Problem details
Retype every entry in its entirety, without alteration.

Data entries
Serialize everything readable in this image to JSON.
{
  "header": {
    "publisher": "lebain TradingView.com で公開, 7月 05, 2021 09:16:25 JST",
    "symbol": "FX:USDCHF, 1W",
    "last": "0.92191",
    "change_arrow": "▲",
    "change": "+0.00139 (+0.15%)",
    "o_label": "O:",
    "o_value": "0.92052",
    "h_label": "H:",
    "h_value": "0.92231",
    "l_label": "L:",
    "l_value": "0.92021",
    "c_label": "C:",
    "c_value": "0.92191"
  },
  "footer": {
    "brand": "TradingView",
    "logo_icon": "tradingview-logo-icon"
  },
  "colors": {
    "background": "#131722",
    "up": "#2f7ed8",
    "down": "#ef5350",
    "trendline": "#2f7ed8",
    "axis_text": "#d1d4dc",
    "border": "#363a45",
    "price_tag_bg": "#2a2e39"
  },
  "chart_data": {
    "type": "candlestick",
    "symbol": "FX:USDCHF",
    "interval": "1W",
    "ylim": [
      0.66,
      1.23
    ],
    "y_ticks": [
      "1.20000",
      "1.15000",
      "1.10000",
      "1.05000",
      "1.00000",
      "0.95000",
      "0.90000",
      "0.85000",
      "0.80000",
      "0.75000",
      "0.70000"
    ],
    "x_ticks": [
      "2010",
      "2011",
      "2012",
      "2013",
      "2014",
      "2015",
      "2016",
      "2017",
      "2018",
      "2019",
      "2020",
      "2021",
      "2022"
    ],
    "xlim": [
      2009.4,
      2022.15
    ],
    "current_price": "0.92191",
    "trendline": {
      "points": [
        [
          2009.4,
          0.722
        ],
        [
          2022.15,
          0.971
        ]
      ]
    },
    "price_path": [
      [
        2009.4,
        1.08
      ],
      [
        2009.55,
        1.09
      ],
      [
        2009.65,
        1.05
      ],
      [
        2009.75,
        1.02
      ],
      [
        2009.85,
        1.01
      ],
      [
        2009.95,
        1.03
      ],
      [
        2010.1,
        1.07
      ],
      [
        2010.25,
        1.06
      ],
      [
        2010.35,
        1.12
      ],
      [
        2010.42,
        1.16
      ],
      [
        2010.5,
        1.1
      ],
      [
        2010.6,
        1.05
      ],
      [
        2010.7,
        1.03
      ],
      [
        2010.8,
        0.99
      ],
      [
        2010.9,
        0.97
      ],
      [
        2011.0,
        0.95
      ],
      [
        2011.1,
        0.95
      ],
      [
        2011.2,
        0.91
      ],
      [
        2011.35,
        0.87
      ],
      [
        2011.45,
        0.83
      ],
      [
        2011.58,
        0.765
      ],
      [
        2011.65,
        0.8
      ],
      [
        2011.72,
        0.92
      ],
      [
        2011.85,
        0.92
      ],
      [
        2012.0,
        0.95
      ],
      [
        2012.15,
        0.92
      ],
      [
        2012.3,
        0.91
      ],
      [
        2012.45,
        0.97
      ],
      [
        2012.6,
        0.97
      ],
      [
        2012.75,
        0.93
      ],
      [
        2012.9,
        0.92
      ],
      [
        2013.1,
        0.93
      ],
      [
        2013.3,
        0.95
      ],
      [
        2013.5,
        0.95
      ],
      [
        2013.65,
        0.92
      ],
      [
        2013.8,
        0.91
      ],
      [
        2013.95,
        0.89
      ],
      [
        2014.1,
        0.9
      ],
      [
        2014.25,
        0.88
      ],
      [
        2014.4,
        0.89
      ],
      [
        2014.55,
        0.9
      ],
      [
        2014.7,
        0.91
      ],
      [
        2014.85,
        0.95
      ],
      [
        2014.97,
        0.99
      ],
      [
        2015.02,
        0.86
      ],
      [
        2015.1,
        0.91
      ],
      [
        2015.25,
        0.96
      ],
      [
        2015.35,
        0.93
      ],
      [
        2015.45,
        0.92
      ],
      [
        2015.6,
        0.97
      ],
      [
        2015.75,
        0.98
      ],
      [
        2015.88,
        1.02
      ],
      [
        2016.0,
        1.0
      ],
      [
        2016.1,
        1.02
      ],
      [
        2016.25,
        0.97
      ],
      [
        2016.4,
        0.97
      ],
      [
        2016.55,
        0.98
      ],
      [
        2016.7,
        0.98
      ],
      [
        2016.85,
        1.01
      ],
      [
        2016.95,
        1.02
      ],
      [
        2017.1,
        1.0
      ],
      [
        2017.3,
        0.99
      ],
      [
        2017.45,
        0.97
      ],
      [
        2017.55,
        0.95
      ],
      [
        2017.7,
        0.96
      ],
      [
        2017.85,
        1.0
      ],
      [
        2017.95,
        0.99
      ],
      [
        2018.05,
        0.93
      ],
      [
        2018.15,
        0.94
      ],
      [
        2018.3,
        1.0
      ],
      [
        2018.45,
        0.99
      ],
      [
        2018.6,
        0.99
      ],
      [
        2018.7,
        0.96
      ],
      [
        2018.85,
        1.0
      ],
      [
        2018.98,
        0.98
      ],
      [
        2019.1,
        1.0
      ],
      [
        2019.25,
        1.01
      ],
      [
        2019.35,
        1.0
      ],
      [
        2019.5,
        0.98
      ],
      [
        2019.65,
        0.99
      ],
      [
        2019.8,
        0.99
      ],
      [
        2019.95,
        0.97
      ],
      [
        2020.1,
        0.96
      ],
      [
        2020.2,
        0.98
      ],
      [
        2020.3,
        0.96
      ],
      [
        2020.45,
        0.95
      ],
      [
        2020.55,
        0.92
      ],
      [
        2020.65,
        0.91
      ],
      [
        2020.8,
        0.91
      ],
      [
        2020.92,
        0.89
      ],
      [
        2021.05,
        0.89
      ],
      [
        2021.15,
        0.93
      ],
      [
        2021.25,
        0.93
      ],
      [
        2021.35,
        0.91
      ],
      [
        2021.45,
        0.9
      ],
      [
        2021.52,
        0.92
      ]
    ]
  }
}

Completed exercise
Serialize everything readable in this image to JSON.
{
  "header": {
    "publisher": "lebain TradingView.com で公開, 7月 05, 2021 09:16:25 JST",
    "symbol": "FX:USDCHF, 1W",
    "last": "0.92191",
    "change_arrow": "▲",
    "change": "+0.00139 (+0.15%)",
    "o_label": "O:",
    "o_value": "0.92052",
    "h_label": "H:",
    "h_value": "0.92231",
    "l_label": "L:",
    "l_value": "0.92021",
    "c_label": "C:",
    "c_value": "0.92191"
  },
  "footer": {
    "brand": "TradingView",
    "logo_icon": "tradingview-logo-icon"
  },
  "colors": {
    "background": "#131722",
    "up": "#2f7ed8",
    "down": "#ef5350",
    "trendline": "#2f7ed8",
    "axis_text": "#d1d4dc",
    "border": "#363a45",
    "price_tag_bg": "#2a2e39"
  },
  "chart_data": {
    "type": "candlestick",
    "symbol": "FX:USDCHF",
    "interval": "1W",
    "ylim": [
      0.66,
      1.23
    ],
    "y_ticks": [
      "1.20000",
      "1.15000",
      "1.10000",
      "1.05000",
      "1.00000",
      "0.95000",
      "0.90000",
      "0.85000",
      "0.80000",
      "0.75000",
      "0.70000"
    ],
    "x_ticks": [
      "2010",
      "2011",
      "2012",
      "2013",
      "2014",
      "2015",
      "2016",
      "2017",
      "2018",
      "2019",
      "2020",
      "2021",
      "2022"
    ],
    "xlim": [
      2009.4,
      2022.15
    ],
    "current_price": "0.92191",
    "trendline": {
      "points": [
        [
          2009.4,
          0.722
        ],
        [
          2022.15,
          0.971
        ]
      ]
    },
    "price_path": [
      [
        2009.4,
        1.08
      ],
      [
        2009.55,
        1.09
      ],
      [
        2009.65,
        1.05
      ],
      [
        2009.75,
        1.02
      ],
      [
        2009.85,
        1.01
      ],
      [
        2009.95,
        1.03
      ],
      [
        2010.1,
        1.07
      ],
      [
        2010.25,
        1.06
      ],
      [
        2010.35,
        1.12
      ],
      [
        2010.42,
        1.16
      ],
      [
        2010.5,
        1.1
      ],
      [
        2010.6,
        1.05
      ],
      [
        2010.7,
        1.03
      ],
      [
        2010.8,
        0.99
      ],
      [
        2010.9,
        0.97
      ],
      [
        2011.0,
        0.95
      ],
      [
        2011.1,
        0.95
      ],
      [
        2011.2,
        0.91
      ],
      [
        2011.35,
        0.87
      ],
      [
        2011.45,
        0.83
      ],
      [
        2011.58,
        0.765
      ],
      [
        2011.65,
        0.8
      ],
      [
        2011.72,
        0.92
      ],
      [
        2011.85,
        0.92
      ],
      [
        2012.0,
        0.95
      ],
      [
        2012.15,
        0.92
      ],
      [
        2012.3,
        0.91
      ],
      [
        2012.45,
        0.97
      ],
      [
        2012.6,
        0.97
      ],
      [
        2012.75,
        0.93
      ],
      [
        2012.9,
        0.92
      ],
      [
        2013.1,
        0.93
      ],
      [
        2013.3,
        0.95
      ],
      [
        2013.5,
        0.95
      ],
      [
        2013.65,
        0.92
      ],
      [
        2013.8,
        0.91
      ],
      [
        2013.95,
        0.89
      ],
      [
        2014.1,
        0.9
      ],
      [
        2014.25,
        0.88
      ],
      [
        2014.4,
        0.89
      ],
      [
        2014.55,
        0.9
      ],
      [
        2014.7,
        0.91
      ],
      [
        2014.85,
        0.95
      ],
      [
        2014.97,
        0.99
      ],
      [
        2015.02,
        0.86
      ],
      [
        2015.1,
        0.91
      ],
      [
        2015.25,
        0.96
      ],
      [
        2015.35,
        0.93
      ],
      [
        2015.45,
        0.92
      ],
      [
        2015.6,
        0.97
      ],
      [
        2015.75,
        0.98
      ],
      [
        2015.88,
        1.02
      ],
      [
        2016.0,
        1.0
      ],
      [
        2016.1,
        1.02
      ],
      [
        2016.25,
        0.97
      ],
      [
        2016.4,
        0.97
      ],
      [
        2016.55,
        0.98
      ],
      [
        2016.7,
        0.98
      ],
      [
        2016.85,
        1.01
      ],
      [
        2016.95,
        1.02
      ],
      [
        2017.1,
        1.0
      ],
      [
        2017.3,
        0.99
      ],
      [
        2017.45,
        0.97
      ],
      [
        2017.55,
        0.95
      ],
      [
        2017.7,
        0.96
      ],
      [
        2017.85,
        1.0
      ],
      [
        2017.95,
        0.99
      ],
      [
        2018.05,
        0.93
      ],
      [
        2018.15,
        0.94
      ],
      [
        2018.3,
        1.0
      ],
      [
        2018.45,
        0.99
      ],
      [
        2018.6,
        0.99
      ],
      [
        2018.7,
        0.96
      ],
      [
        2018.85,
        1.0
      ],
      [
        2018.98,
        0.98
      ],
      [
        2019.1,
        1.0
      ],
      [
        2019.25,
        1.01
      ],
      [
        2019.35,
        1.0
      ],
      [
        2019.5,
        0.98
      ],
      [
        2019.65,
        0.99
      ],
      [
        2019.8,
        0.99
      ],
      [
        2019.95,
        0.97
      ],
      [
        2020.1,
        0.96
      ],
      [
        2020.2,
        0.98
      ],
      [
        2020.3,
        0.96
      ],
      [
        2020.45,
        0.95
      ],
      [
        2020.55,
        0.92
      ],
      [
        2020.65,
        0.91
      ],
      [
        2020.8,
        0.91
      ],
      [
        2020.92,
        0.89
      ],
      [
        2021.05,
        0.89
      ],
      [
        2021.15,
        0.93
      ],
      [
        2021.25,
        0.93
      ],
      [
        2021.35,
        0.91
      ],
      [
        2021.45,
        0.9
      ],
      [
        2021.52,
        0.92
      ]
    ]
  }
}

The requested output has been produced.